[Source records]
--------------------------------

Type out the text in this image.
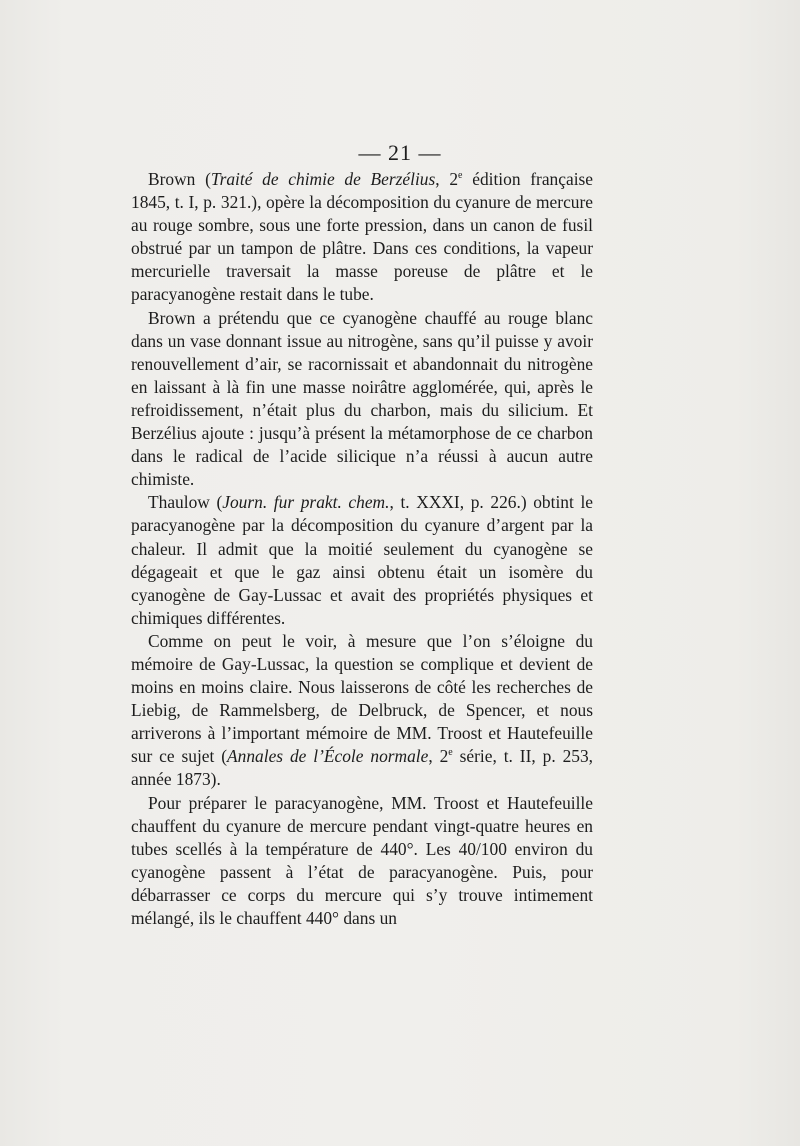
— 21 —

Brown (Traité de chimie de Berzélius, 2e édition française 1845, t. I, p. 321.), opère la décomposition du cyanure de mercure au rouge sombre, sous une forte pression, dans un canon de fusil obstrué par un tampon de plâtre. Dans ces conditions, la vapeur mercurielle traversait la masse poreuse de plâtre et le paracyanogène restait dans le tube.

Brown a prétendu que ce cyanogène chauffé au rouge blanc dans un vase donnant issue au nitrogène, sans qu’il puisse y avoir renouvellement d’air, se racornissait et abandonnait du nitrogène en laissant à là fin une masse noirâtre agglomérée, qui, après le refroidissement, n’était plus du charbon, mais du silicium. Et Berzélius ajoute : jusqu’à présent la métamorphose de ce charbon dans le radical de l’acide silicique n’a réussi à aucun autre chimiste.

Thaulow (Journ. fur prakt. chem., t. XXXI, p. 226.) obtint le paracyanogène par la décomposition du cyanure d’argent par la chaleur. Il admit que la moitié seulement du cyanogène se dégageait et que le gaz ainsi obtenu était un isomère du cyanogène de Gay-Lussac et avait des propriétés physiques et chimiques différentes.

Comme on peut le voir, à mesure que l’on s’éloigne du mémoire de Gay-Lussac, la question se complique et devient de moins en moins claire. Nous laisserons de côté les recherches de Liebig, de Rammelsberg, de Delbruck, de Spencer, et nous arriverons à l’important mémoire de MM. Troost et Hautefeuille sur ce sujet (Annales de l’École normale, 2e série, t. II, p. 253, année 1873).

Pour préparer le paracyanogène, MM. Troost et Hautefeuille chauffent du cyanure de mercure pendant vingt-quatre heures en tubes scellés à la température de 440°. Les 40/100 environ du cyanogène passent à l’état de paracyanogène. Puis, pour débarrasser ce corps du mercure qui s’y trouve intimement mélangé, ils le chauffent 440° dans un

--------------------------------

Task goal:
Going through the entries above, tally each line that has the word "Brown". Answer with the number only.

Worked solution:
2